[Фрагмент файла данных]

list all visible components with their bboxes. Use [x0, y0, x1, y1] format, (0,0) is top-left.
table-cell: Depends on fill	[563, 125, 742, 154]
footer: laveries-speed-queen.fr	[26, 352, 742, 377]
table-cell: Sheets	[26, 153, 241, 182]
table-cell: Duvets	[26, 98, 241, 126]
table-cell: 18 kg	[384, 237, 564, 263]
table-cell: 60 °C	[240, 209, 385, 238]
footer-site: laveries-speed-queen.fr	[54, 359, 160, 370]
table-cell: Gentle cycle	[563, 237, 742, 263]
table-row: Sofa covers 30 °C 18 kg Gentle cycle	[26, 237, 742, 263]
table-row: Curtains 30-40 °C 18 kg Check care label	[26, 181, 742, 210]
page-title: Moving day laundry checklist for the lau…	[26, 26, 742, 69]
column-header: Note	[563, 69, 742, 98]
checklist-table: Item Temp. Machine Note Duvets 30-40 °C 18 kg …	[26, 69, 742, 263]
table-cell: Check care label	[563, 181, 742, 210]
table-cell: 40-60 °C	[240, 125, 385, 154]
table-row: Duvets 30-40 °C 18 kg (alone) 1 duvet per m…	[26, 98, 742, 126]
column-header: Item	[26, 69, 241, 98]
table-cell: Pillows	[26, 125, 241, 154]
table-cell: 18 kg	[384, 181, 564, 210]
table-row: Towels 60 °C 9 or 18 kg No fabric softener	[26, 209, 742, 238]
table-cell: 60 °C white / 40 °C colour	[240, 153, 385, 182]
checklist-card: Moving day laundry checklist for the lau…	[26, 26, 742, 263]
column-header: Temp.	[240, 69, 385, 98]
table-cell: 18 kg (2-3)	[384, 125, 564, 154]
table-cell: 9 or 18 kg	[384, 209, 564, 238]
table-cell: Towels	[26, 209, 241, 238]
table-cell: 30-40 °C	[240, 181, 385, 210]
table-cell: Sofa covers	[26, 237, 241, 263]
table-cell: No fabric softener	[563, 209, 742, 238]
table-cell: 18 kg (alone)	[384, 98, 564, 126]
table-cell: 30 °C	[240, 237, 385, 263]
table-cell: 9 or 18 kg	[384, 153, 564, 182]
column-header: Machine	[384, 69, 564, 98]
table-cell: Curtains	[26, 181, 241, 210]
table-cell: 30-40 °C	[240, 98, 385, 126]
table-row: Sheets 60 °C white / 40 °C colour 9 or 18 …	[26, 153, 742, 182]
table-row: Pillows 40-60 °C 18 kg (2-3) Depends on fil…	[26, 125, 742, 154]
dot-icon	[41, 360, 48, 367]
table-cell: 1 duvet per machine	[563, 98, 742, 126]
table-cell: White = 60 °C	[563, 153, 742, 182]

Что нужно сделать:
Перепишите все данные выше строку за строкой, ничего не меняя.

Выполненное задание:
list all visible components with their bboxes. Use [x0, y0, x1, y1] format, (0,0) is top-left.
table-cell: Depends on fill	[563, 125, 742, 154]
footer: laveries-speed-queen.fr	[26, 352, 742, 377]
table-cell: Sheets	[26, 153, 241, 182]
table-cell: Duvets	[26, 98, 241, 126]
table-cell: 18 kg	[384, 237, 564, 263]
table-cell: 60 °C	[240, 209, 385, 238]
footer-site: laveries-speed-queen.fr	[54, 359, 160, 370]
table-cell: Gentle cycle	[563, 237, 742, 263]
table-row: Sofa covers 30 °C 18 kg Gentle cycle	[26, 237, 742, 263]
table-row: Curtains 30-40 °C 18 kg Check care label	[26, 181, 742, 210]
page-title: Moving day laundry checklist for the lau…	[26, 26, 742, 69]
column-header: Note	[563, 69, 742, 98]
checklist-table: Item Temp. Machine Note Duvets 30-40 °C 18 kg …	[26, 69, 742, 263]
table-cell: Check care label	[563, 181, 742, 210]
table-cell: 40-60 °C	[240, 125, 385, 154]
table-row: Duvets 30-40 °C 18 kg (alone) 1 duvet per m…	[26, 98, 742, 126]
column-header: Item	[26, 69, 241, 98]
table-cell: Pillows	[26, 125, 241, 154]
table-cell: 18 kg	[384, 181, 564, 210]
table-row: Towels 60 °C 9 or 18 kg No fabric softener	[26, 209, 742, 238]
table-cell: 60 °C white / 40 °C colour	[240, 153, 385, 182]
checklist-card: Moving day laundry checklist for the lau…	[26, 26, 742, 263]
column-header: Temp.	[240, 69, 385, 98]
table-cell: 18 kg (2-3)	[384, 125, 564, 154]
table-cell: 9 or 18 kg	[384, 209, 564, 238]
table-cell: Towels	[26, 209, 241, 238]
table-cell: 30-40 °C	[240, 181, 385, 210]
table-cell: Sofa covers	[26, 237, 241, 263]
table-cell: No fabric softener	[563, 209, 742, 238]
table-cell: 18 kg (alone)	[384, 98, 564, 126]
table-cell: 30 °C	[240, 237, 385, 263]
table-cell: 9 or 18 kg	[384, 153, 564, 182]
column-header: Machine	[384, 69, 564, 98]
table-cell: Curtains	[26, 181, 241, 210]
table-cell: 30-40 °C	[240, 98, 385, 126]
table-row: Sheets 60 °C white / 40 °C colour 9 or 18 …	[26, 153, 742, 182]
table-row: Pillows 40-60 °C 18 kg (2-3) Depends on fil…	[26, 125, 742, 154]
dot-icon	[41, 360, 48, 367]
table-cell: 1 duvet per machine	[563, 98, 742, 126]
table-cell: White = 60 °C	[563, 153, 742, 182]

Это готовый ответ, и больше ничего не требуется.